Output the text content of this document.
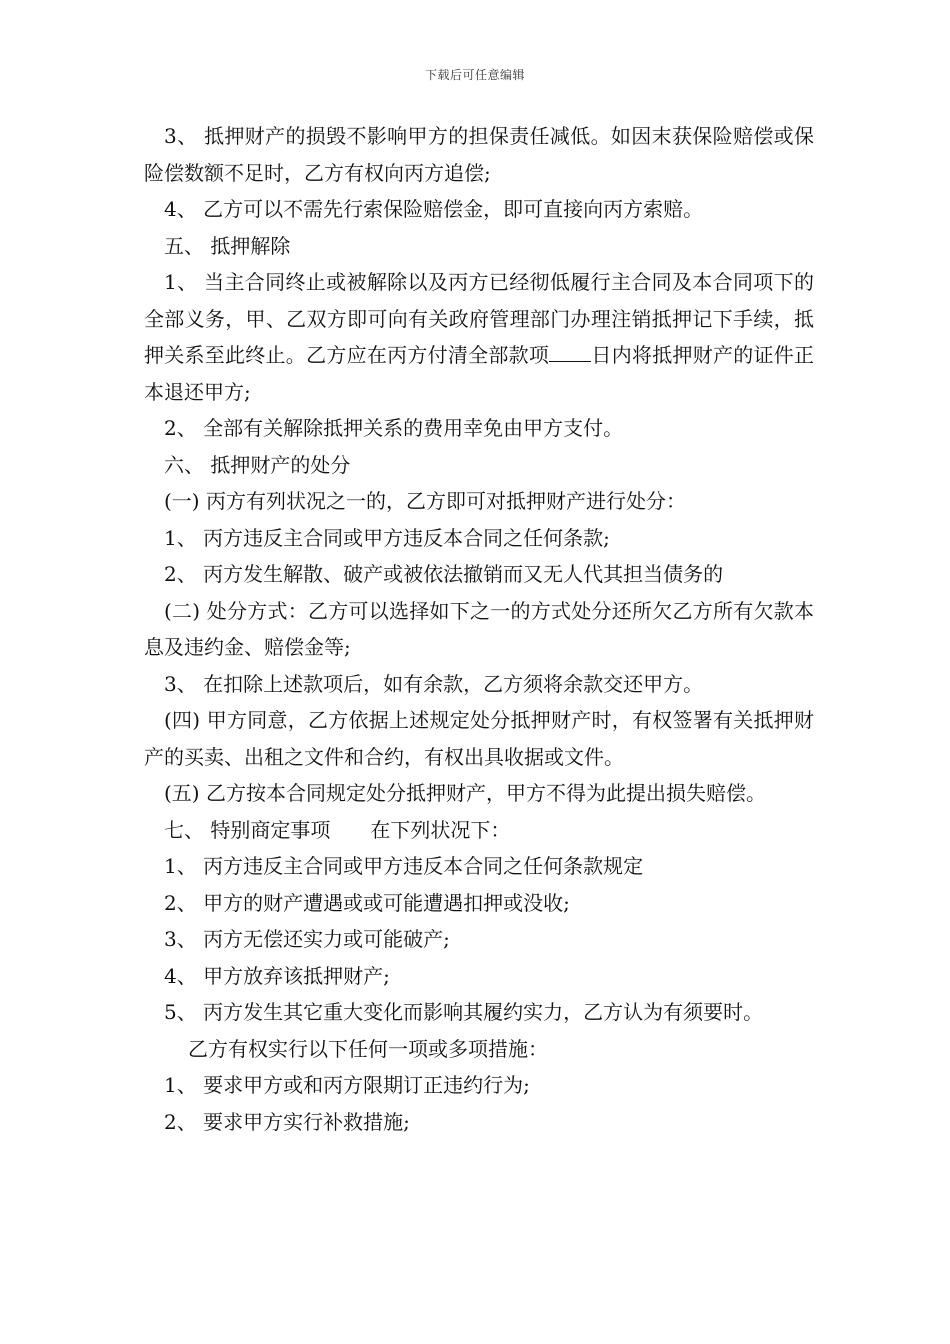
下载后可任意编辑

3、 抵押财产的损毁不影响甲方的担保责任减低。如因末获保险赔偿或保险偿数额不足时，乙方有权向丙方追偿;

4、 乙方可以不需先行索保险赔偿金，即可直接向丙方索赔。

五、 抵押解除

1、 当主合同终止或被解除以及丙方已经彻低履行主合同及本合同项下的全部义务，甲、乙双方即可向有关政府管理部门办理注销抵押记下手续，抵押关系至此终止。乙方应在丙方付清全部款项 日内将抵押财产的证件正本退还甲方;

2、 全部有关解除抵押关系的费用幸免由甲方支付。

六、 抵押财产的处分

(一) 丙方有列状况之一的，乙方即可对抵押财产进行处分：

1、 丙方违反主合同或甲方违反本合同之任何条款;

2、 丙方发生解散、破产或被依法撤销而又无人代其担当债务的

(二) 处分方式：乙方可以选择如下之一的方式处分还所欠乙方所有欠款本息及违约金、赔偿金等;

3、 在扣除上述款项后，如有余款，乙方须将余款交还甲方。

(四) 甲方同意，乙方依据上述规定处分抵押财产时，有权签署有关抵押财产的买卖、出租之文件和合约，有权出具收据或文件。

(五) 乙方按本合同规定处分抵押财产，甲方不得为此提出损失赔偿。

七、 特别商定事项　　在下列状况下：

1、 丙方违反主合同或甲方违反本合同之任何条款规定

2、 甲方的财产遭遇或或可能遭遇扣押或没收;

3、 丙方无偿还实力或可能破产;

4、 甲方放弃该抵押财产;

5、 丙方发生其它重大变化而影响其履约实力，乙方认为有须要时。

乙方有权实行以下任何一项或多项措施：

1、 要求甲方或和丙方限期订正违约行为;

2、 要求甲方实行补救措施;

—————

STATED PROBLEM>
In your copy of the records, include no pictures; repeat everything else exactly.

RESULT OF THE EXERCISE>
Output the text content of this document.
下载后可任意编辑

3、 抵押财产的损毁不影响甲方的担保责任减低。如因末获保险赔偿或保险偿数额不足时，乙方有权向丙方追偿;

4、 乙方可以不需先行索保险赔偿金，即可直接向丙方索赔。

五、 抵押解除

1、 当主合同终止或被解除以及丙方已经彻低履行主合同及本合同项下的全部义务，甲、乙双方即可向有关政府管理部门办理注销抵押记下手续，抵押关系至此终止。乙方应在丙方付清全部款项 日内将抵押财产的证件正本退还甲方;

2、 全部有关解除抵押关系的费用幸免由甲方支付。

六、 抵押财产的处分

(一) 丙方有列状况之一的，乙方即可对抵押财产进行处分：

1、 丙方违反主合同或甲方违反本合同之任何条款;

2、 丙方发生解散、破产或被依法撤销而又无人代其担当债务的

(二) 处分方式：乙方可以选择如下之一的方式处分还所欠乙方所有欠款本息及违约金、赔偿金等;

3、 在扣除上述款项后，如有余款，乙方须将余款交还甲方。

(四) 甲方同意，乙方依据上述规定处分抵押财产时，有权签署有关抵押财产的买卖、出租之文件和合约，有权出具收据或文件。

(五) 乙方按本合同规定处分抵押财产，甲方不得为此提出损失赔偿。

七、 特别商定事项　　在下列状况下：

1、 丙方违反主合同或甲方违反本合同之任何条款规定

2、 甲方的财产遭遇或或可能遭遇扣押或没收;

3、 丙方无偿还实力或可能破产;

4、 甲方放弃该抵押财产;

5、 丙方发生其它重大变化而影响其履约实力，乙方认为有须要时。

乙方有权实行以下任何一项或多项措施：

1、 要求甲方或和丙方限期订正违约行为;

2、 要求甲方实行补救措施;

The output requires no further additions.